**DATA RECORDS**
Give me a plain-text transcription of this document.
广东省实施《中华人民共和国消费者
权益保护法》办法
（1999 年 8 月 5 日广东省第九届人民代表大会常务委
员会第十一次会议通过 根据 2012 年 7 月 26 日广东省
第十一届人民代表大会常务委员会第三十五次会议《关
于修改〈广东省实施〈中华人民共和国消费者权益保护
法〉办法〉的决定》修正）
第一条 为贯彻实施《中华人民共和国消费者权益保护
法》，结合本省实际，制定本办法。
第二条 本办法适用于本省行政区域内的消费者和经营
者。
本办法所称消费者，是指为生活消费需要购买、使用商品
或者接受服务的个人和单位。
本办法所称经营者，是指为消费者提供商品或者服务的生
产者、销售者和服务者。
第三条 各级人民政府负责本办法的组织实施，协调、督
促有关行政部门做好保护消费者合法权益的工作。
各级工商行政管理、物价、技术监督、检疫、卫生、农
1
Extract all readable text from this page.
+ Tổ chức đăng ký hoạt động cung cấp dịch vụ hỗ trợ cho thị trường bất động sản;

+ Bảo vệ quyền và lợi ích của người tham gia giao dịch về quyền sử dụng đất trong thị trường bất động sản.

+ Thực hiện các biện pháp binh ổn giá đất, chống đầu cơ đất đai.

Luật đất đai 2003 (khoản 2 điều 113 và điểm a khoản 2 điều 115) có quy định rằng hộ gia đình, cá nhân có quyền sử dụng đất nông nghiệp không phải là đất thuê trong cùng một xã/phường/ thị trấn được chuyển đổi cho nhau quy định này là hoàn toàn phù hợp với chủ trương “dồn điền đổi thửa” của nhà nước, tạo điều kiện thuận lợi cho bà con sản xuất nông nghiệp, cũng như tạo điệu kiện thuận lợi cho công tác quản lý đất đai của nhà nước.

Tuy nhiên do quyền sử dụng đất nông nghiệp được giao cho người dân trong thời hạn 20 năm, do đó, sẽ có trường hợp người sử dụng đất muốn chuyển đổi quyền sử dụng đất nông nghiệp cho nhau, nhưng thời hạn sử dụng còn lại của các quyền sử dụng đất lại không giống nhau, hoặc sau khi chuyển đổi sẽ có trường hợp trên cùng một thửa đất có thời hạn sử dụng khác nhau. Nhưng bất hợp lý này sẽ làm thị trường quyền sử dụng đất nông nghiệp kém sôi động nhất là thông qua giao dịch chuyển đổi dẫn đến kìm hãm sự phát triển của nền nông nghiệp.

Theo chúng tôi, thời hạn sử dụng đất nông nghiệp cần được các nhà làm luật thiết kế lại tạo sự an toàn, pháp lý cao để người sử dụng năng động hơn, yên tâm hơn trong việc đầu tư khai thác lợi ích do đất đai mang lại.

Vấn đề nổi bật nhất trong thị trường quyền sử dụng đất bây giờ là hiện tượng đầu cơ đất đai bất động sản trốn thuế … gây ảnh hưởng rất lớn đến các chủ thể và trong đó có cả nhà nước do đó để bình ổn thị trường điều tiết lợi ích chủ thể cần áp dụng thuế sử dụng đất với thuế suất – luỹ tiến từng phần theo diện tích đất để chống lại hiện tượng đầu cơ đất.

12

**WHAT TO DO**
Among the records above, find each line holding the string "chống" and pull it out.

**ANSWER**
+ Thực hiện các biện pháp binh ổn giá đất, chống đầu cơ đất đai.
Vấn đề nổi bật nhất trong thị trường quyền sử dụng đất bây giờ là hiện tượng đầu cơ đất đai bất động sản trốn thuế … gây ảnh hưởng rất lớn đến các chủ thể và trong đó có cả nhà nước do đó để bình ổn thị trường điều tiết lợi ích chủ thể cần áp dụng thuế sử dụng đất với thuế suất – luỹ tiến từng phần theo diện tích đất để chống lại hiện tượng đầu cơ đất.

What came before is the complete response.